The request
Can you change every "legend-label" in the items below to "legend-entry", keeping everything else the same and leaving out the pictures?

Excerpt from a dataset
------------------------------------------------------------------------

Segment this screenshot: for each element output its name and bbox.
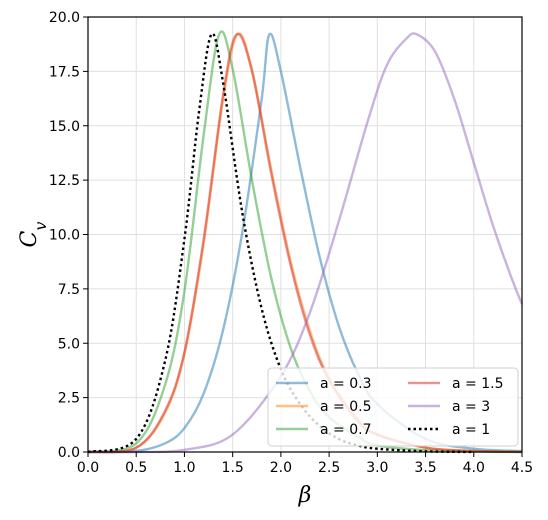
y-tick-label: 5.0 — [58, 336, 80, 352]
legend-label: a = 1 — [452, 422, 490, 438]
series-line-a1 — [87, 32, 474, 454]
x-axis-label: β — [298, 483, 312, 508]
y-tick-label: 20.0 — [49, 10, 80, 26]
y-tick-label: 15.0 — [49, 119, 80, 135]
y-axis-label: Cv — [17, 222, 50, 248]
x-tick-label: 2.0 — [270, 460, 292, 476]
y-tick-label: 12.5 — [49, 173, 80, 189]
x-tick-label: 3.5 — [414, 460, 436, 476]
x-tick-label: 4.0 — [463, 460, 485, 476]
y-axis-label-sub: v — [31, 222, 50, 231]
y-tick-label: 2.5 — [58, 391, 80, 407]
x-tick-label: 2.5 — [318, 460, 340, 476]
legend-label: a = 0.7 — [320, 422, 371, 438]
y-tick-label: 0.0 — [58, 445, 80, 461]
legend-label: a = 0.3 — [320, 376, 371, 392]
legend-label: a = 3 — [452, 399, 490, 415]
ticks: 0.0 0.5 1.0 1.5 2.0 2.5 3.0 3.5 4.0 4.5 0.0 2.5 5.0 7… — [49, 10, 533, 476]
x-tick-label: 1.5 — [222, 460, 244, 476]
x-tick-label: 3.0 — [366, 460, 388, 476]
legend-label: a = 0.5 — [320, 399, 371, 415]
x-tick-label: 0.0 — [77, 460, 99, 476]
legend-label: a = 1.5 — [452, 376, 503, 392]
series-line-a3 — [87, 32, 524, 454]
x-tick-label: 0.5 — [125, 460, 147, 476]
y-tick-label: 10.0 — [49, 228, 80, 244]
x-tick-label: 1.0 — [173, 460, 195, 476]
y-axis-label-main: C — [17, 230, 42, 247]
x-tick-label: 4.5 — [511, 460, 533, 476]
y-tick-label: 17.5 — [49, 64, 80, 80]
y-tick-label: 7.5 — [58, 282, 80, 298]
legend: a = 0.3 a = 0.5 a = 0.7 a = 1.5 a = 3 a = 1 — [267, 367, 519, 447]
legend-box — [267, 367, 519, 447]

------------------------------------------------------------------------

Task result
Segment this screenshot: for each element output its name and bbox.
y-tick-label: 5.0 — [58, 336, 80, 352]
legend-entry: a = 1 — [452, 422, 490, 438]
series-line-a1 — [87, 32, 474, 454]
x-axis-label: β — [298, 483, 312, 508]
y-tick-label: 20.0 — [49, 10, 80, 26]
y-tick-label: 15.0 — [49, 119, 80, 135]
y-axis-label: Cv — [17, 222, 50, 248]
x-tick-label: 2.0 — [270, 460, 292, 476]
y-tick-label: 12.5 — [49, 173, 80, 189]
x-tick-label: 3.5 — [414, 460, 436, 476]
x-tick-label: 4.0 — [463, 460, 485, 476]
y-axis-label-sub: v — [31, 222, 50, 231]
y-tick-label: 2.5 — [58, 391, 80, 407]
x-tick-label: 2.5 — [318, 460, 340, 476]
legend-entry: a = 0.7 — [320, 422, 371, 438]
y-tick-label: 0.0 — [58, 445, 80, 461]
legend-entry: a = 0.3 — [320, 376, 371, 392]
legend-entry: a = 3 — [452, 399, 490, 415]
ticks: 0.0 0.5 1.0 1.5 2.0 2.5 3.0 3.5 4.0 4.5 0.0 2.5 5.0 7… — [49, 10, 533, 476]
x-tick-label: 1.5 — [222, 460, 244, 476]
x-tick-label: 3.0 — [366, 460, 388, 476]
legend-entry: a = 0.5 — [320, 399, 371, 415]
x-tick-label: 0.0 — [77, 460, 99, 476]
legend-entry: a = 1.5 — [452, 376, 503, 392]
series-line-a3 — [87, 32, 524, 454]
x-tick-label: 0.5 — [125, 460, 147, 476]
y-tick-label: 10.0 — [49, 228, 80, 244]
x-tick-label: 1.0 — [173, 460, 195, 476]
y-axis-label-main: C — [17, 230, 42, 247]
x-tick-label: 4.5 — [511, 460, 533, 476]
y-tick-label: 17.5 — [49, 64, 80, 80]
y-tick-label: 7.5 — [58, 282, 80, 298]
legend: a = 0.3 a = 0.5 a = 0.7 a = 1.5 a = 3 a = 1 — [267, 367, 519, 447]
legend-box — [267, 367, 519, 447]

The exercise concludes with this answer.